__Selected extract__.
- Politics change, management teams change and taxes change, but human nature never changes.
- The U.S. will see another 1999-type bubble, but those conditions do not exist in today’s tech market.
- Only one thing scares me right now about the stock market: Everyone I know is bearish or waiting for a pullback rather than seeking out opportunities.
Tiny bubbles (tiny bubbles)
In the wine (in the wine
Make me happy (make me happy)
Make me feel fine (make me feel fine)
This long-running hot streak in the tech sector has led to forecasts of another 1999 bubble. It has sparked future doom from a host of soothsayers, who have been waiting for their gloomy predictions to come true since the global financial crisis ended in 2009. Since the crisis, today’s Wall Street Masters of the Universe are not the traders popularized in Michael Lewis’s original book “Liars Poker.” Nor are they the superstar investment bankers of the Internet boom. Instead, they’re a bunch of unknown hedge fund managers that predicted a crash in 2008 and made a fortune in its aftermath. Since that event, headline grabbers on Wall Street have shifted from tireless cheerleaders of the rising bull market to pessimists predicting the next crash.
I just finished a fabulous Warren Buffet biography by Roger Lowenstein titled Buffet-The Making of an American Capitalist that provided many thought-provoking descriptions of Buffet’s personal life which help explain his controlled temperament for investing. One part of the book that made me muse over today’s market was the observation that Wall Street veterans took 25 years to become bullish again after the 1929 crash. The scars were so deep then that even Benjamin Graham, the scion of value investing and Buffet hero questioned his entire thesis about value investing. Echoes of 1929 have followed the most hated bull market in history as it roars through its eighth year. Valuations are indeed on the high end and a correction may be due in the near future, but a bubble crash is another story.

__Problems to solve__.
[1] Name every person mentioned in the stock market passage above.
[2] Pick up the stock market passage after its final sentence and write the next paragraph.

[Page layout parsing data]
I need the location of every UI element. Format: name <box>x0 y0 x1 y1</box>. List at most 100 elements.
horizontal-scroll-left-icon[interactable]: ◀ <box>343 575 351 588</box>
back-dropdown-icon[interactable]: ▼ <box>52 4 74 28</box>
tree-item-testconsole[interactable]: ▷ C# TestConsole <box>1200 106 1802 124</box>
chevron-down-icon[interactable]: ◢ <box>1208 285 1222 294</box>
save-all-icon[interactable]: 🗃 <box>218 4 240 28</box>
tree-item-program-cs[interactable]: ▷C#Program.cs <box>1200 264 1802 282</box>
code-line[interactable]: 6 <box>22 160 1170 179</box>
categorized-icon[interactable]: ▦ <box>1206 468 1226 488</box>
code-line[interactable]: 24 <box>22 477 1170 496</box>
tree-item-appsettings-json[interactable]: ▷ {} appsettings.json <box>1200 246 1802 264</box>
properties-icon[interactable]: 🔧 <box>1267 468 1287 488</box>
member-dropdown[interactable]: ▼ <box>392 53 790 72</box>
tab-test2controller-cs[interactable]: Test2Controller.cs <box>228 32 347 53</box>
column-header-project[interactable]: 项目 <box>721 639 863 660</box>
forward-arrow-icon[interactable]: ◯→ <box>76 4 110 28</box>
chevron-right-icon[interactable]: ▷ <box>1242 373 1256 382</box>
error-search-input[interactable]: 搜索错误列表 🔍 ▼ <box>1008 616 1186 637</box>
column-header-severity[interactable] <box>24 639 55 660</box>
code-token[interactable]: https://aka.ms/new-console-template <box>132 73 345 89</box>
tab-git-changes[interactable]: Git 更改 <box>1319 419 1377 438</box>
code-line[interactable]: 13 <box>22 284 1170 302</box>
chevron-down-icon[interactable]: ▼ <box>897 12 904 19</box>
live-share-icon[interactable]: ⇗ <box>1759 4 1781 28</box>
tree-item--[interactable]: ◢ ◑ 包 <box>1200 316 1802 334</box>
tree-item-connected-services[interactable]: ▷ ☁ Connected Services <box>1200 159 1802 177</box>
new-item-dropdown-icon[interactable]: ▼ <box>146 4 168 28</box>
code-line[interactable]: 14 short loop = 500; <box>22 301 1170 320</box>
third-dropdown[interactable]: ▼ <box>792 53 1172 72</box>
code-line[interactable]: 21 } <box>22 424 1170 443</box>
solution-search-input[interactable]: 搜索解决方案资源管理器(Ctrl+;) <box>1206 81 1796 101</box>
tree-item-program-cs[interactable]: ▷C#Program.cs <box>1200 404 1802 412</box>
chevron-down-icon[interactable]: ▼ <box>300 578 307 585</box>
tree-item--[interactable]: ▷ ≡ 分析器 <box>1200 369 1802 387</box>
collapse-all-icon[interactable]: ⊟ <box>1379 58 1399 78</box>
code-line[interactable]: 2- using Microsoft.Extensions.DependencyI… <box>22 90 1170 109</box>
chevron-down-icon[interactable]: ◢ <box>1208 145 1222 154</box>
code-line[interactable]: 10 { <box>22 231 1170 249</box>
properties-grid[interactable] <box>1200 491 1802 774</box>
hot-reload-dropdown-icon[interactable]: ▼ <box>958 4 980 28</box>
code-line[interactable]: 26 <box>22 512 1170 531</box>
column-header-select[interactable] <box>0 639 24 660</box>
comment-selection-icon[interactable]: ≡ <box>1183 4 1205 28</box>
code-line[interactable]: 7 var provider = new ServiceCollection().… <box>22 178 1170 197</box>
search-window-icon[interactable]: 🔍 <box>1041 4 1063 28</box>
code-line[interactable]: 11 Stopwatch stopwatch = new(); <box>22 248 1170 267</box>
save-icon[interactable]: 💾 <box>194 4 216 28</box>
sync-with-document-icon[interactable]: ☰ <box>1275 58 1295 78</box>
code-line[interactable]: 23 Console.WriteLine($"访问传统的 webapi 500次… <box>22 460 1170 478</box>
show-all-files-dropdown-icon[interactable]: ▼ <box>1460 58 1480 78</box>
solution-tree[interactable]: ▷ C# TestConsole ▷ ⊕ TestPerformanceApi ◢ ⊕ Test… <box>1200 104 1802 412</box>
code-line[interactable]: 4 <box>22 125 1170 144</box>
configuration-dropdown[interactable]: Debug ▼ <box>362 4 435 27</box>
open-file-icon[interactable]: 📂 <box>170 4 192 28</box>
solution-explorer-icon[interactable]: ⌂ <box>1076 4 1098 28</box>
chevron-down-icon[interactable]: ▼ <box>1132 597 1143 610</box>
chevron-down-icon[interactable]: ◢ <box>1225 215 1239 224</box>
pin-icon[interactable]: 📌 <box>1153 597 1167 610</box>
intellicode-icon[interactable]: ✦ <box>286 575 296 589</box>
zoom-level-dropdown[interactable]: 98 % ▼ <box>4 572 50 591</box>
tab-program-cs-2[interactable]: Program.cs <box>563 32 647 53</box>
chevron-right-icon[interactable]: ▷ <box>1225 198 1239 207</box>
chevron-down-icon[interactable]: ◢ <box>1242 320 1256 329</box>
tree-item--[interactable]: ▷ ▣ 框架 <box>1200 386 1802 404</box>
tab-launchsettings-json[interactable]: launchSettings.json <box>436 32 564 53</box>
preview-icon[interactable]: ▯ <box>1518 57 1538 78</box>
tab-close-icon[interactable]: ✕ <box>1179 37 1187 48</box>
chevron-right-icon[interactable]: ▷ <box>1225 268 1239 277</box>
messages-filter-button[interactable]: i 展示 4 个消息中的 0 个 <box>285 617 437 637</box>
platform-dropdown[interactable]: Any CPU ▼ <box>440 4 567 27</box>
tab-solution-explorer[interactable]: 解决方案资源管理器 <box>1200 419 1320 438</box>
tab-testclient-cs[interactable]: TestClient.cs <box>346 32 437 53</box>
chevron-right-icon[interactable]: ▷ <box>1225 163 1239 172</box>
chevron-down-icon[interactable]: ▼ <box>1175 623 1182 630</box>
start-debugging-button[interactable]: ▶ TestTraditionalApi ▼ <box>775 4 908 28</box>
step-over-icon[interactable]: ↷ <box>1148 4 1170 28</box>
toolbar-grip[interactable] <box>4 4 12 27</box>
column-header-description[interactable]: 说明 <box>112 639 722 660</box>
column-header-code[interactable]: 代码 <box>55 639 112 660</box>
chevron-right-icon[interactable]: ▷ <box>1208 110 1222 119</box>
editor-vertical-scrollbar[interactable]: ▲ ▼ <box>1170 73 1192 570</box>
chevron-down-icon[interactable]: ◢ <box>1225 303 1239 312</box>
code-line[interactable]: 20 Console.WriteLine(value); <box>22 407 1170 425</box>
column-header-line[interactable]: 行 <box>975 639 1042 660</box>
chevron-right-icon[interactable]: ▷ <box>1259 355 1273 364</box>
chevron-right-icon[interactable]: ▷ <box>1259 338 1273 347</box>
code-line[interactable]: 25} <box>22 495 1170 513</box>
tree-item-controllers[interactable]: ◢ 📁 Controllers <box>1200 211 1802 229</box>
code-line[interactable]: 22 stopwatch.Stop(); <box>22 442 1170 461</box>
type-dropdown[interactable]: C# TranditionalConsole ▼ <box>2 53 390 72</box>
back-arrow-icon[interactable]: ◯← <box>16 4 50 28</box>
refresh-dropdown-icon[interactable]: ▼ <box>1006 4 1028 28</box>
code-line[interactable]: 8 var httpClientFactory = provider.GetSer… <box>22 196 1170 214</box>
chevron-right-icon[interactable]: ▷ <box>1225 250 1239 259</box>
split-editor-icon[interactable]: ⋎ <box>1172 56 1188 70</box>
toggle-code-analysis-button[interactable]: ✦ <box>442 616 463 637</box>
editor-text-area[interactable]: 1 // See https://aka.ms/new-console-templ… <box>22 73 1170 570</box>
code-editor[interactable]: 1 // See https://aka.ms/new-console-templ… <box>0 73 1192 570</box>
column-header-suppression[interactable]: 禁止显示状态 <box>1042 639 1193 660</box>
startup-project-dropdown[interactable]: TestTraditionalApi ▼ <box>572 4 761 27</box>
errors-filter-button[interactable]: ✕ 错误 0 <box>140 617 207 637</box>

__Answer section__.
[1] Michael Lewis, Warren Buffet, Roger Lowenstein, Benjamin Graham

[2]
I started my career on the trading desk in 1997 during the height of the Internet bubble. My firm was a small cap tech-oriented shop, so my trading introduction was baptism by (technology stock) fire. I will deviate from my mantra of not making predictions right now and just say that today’s market is absolutely nothing like the market we had during the 1999 bubble. In 1998, I remember one day waiting patiently for my car to be serviced and the mechanics kept running on and off the shop floor to check the computers in the main office. They weren’t looking at diagnostics for my car. They were day trading stocks and landscapers were leaving their jobs back then to be day traders at 100-1 intraday leverage. Today these same citizens, hopefully wiser, have moved all their money to Vanguard and now swear by passive indexing.
Today’s tech sector valuations are certainly not cheap, but it’s a tough argument to say they fit the bubble label. The P/E ratio for technology stocks is now 19-times next year’s earnings, vs. 17.7x for the S&P 500. Compare those ratios to a 54 PE during the March 2000 bubble. Even after the torrid start to 2017, tech stocks trade on par with their 20-year price-to-book ratio relative to the S&P 500. But, based on price-to-earnings, they carry a relative valuation that is 22 percent below their 20-year historical average relative to the S&P 500.
In 1999, the Nasdaq doubled in value as investors bought tech stocks at the expense of every other sector and the index dropped at least 2 percent on 40 different days that year. That’s a very different environment from the record low volatility we have today. In 1999, people were cruising around my parking lot at work with personalized license plates boasting ticker symbols like QCOM (Qualcomm). Do you really see that today?
IPO Market Comparison
Let’s start by comparing IPO markets of the dot-com era to today. In 1999, we had 446 tech IPOs and in 2000 we had 333 tech IPOs. By contrast, we had just 98 IPOs in 2016.
The average first-day returns for the 1999-2000 IPO market were 64 percent compared to 14% between 2001 and 2015. In 1999 and -2000 three out of four (75%) new offerings were tech stocks compared to just one in four (27%) today. Also the small company IPO market (for companies with under $50 million in sales) has almost disappeared from the marketplace as private equity has filled the gap. In 1999 and 2000, three out of five IPOs (60%), were for companies with under $50 million in sales. Today that number is closer to one in twenty (5%) of deals.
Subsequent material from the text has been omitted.